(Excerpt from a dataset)
• • • •
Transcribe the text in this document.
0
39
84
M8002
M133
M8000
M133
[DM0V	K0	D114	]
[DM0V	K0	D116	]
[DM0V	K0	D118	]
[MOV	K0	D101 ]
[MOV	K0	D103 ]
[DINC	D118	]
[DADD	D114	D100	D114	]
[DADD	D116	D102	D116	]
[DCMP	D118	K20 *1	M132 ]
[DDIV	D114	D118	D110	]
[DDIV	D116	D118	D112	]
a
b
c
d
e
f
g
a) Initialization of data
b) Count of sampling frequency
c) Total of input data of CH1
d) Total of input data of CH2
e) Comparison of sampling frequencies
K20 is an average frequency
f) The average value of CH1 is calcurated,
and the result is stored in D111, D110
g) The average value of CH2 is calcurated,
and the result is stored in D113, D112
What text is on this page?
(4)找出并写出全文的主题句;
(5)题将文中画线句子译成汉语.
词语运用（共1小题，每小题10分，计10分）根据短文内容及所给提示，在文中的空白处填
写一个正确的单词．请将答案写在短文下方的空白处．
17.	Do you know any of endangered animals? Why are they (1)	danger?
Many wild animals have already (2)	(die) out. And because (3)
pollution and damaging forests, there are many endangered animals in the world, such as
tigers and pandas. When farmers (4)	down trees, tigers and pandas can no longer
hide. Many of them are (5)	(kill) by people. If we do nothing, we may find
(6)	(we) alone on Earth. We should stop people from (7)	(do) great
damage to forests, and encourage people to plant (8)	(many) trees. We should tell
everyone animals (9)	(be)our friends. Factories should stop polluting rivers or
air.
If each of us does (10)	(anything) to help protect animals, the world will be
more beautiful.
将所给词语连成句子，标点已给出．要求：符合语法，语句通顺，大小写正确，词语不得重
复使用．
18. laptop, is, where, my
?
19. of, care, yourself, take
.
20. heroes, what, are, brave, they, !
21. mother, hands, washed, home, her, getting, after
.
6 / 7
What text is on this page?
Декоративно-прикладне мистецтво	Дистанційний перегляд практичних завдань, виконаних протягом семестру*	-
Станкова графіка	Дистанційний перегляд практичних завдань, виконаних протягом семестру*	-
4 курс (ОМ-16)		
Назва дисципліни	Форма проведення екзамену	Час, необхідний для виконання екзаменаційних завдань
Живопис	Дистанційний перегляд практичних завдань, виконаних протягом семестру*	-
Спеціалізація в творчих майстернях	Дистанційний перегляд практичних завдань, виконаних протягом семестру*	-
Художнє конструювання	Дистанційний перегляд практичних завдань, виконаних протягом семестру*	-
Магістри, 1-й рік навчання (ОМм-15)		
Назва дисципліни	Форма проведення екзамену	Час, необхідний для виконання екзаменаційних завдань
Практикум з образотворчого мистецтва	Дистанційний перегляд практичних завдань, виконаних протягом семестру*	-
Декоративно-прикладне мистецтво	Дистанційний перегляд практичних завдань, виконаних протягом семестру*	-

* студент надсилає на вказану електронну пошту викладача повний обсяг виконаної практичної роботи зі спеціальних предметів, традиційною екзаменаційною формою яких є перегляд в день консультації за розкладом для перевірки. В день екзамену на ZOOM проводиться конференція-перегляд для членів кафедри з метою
• • • •
▶ [Work to be completed] Make an exact copy of every entry.

▶ [Full solution]
Transcribe the text in this document.
0
39
84
M8002
M133
M8000
M133
[DM0V	K0	D114	]
[DM0V	K0	D116	]
[DM0V	K0	D118	]
[MOV	K0	D101 ]
[MOV	K0	D103 ]
[DINC	D118	]
[DADD	D114	D100	D114	]
[DADD	D116	D102	D116	]
[DCMP	D118	K20 *1	M132 ]
[DDIV	D114	D118	D110	]
[DDIV	D116	D118	D112	]
a
b
c
d
e
f
g
a) Initialization of data
b) Count of sampling frequency
c) Total of input data of CH1
d) Total of input data of CH2
e) Comparison of sampling frequencies
K20 is an average frequency
f) The average value of CH1 is calcurated,
and the result is stored in D111, D110
g) The average value of CH2 is calcurated,
and the result is stored in D113, D112
What text is on this page?
(4)找出并写出全文的主题句;
(5)题将文中画线句子译成汉语.
词语运用（共1小题，每小题10分，计10分）根据短文内容及所给提示，在文中的空白处填
写一个正确的单词．请将答案写在短文下方的空白处．
17.	Do you know any of endangered animals? Why are they (1)	danger?
Many wild animals have already (2)	(die) out. And because (3)
pollution and damaging forests, there are many endangered animals in the world, such as
tigers and pandas. When farmers (4)	down trees, tigers and pandas can no longer
hide. Many of them are (5)	(kill) by people. If we do nothing, we may find
(6)	(we) alone on Earth. We should stop people from (7)	(do) great
damage to forests, and encourage people to plant (8)	(many) trees. We should tell
everyone animals (9)	(be)our friends. Factories should stop polluting rivers or
air.
If each of us does (10)	(anything) to help protect animals, the world will be
more beautiful.
将所给词语连成句子，标点已给出．要求：符合语法，语句通顺，大小写正确，词语不得重
复使用．
18. laptop, is, where, my
?
19. of, care, yourself, take
.
20. heroes, what, are, brave, they, !
21. mother, hands, washed, home, her, getting, after
.
6 / 7
What text is on this page?
Декоративно-прикладне мистецтво	Дистанційний перегляд практичних завдань, виконаних протягом семестру*	-
Станкова графіка	Дистанційний перегляд практичних завдань, виконаних протягом семестру*	-
4 курс (ОМ-16)		
Назва дисципліни	Форма проведення екзамену	Час, необхідний для виконання екзаменаційних завдань
Живопис	Дистанційний перегляд практичних завдань, виконаних протягом семестру*	-
Спеціалізація в творчих майстернях	Дистанційний перегляд практичних завдань, виконаних протягом семестру*	-
Художнє конструювання	Дистанційний перегляд практичних завдань, виконаних протягом семестру*	-
Магістри, 1-й рік навчання (ОМм-15)		
Назва дисципліни	Форма проведення екзамену	Час, необхідний для виконання екзаменаційних завдань
Практикум з образотворчого мистецтва	Дистанційний перегляд практичних завдань, виконаних протягом семестру*	-
Декоративно-прикладне мистецтво	Дистанційний перегляд практичних завдань, виконаних протягом семестру*	-

* студент надсилає на вказану електронну пошту викладача повний обсяг виконаної практичної роботи зі спеціальних предметів, традиційною екзаменаційною формою яких є перегляд в день консультації за розкладом для перевірки. В день екзамену на ZOOM проводиться конференція-перегляд для членів кафедри з метою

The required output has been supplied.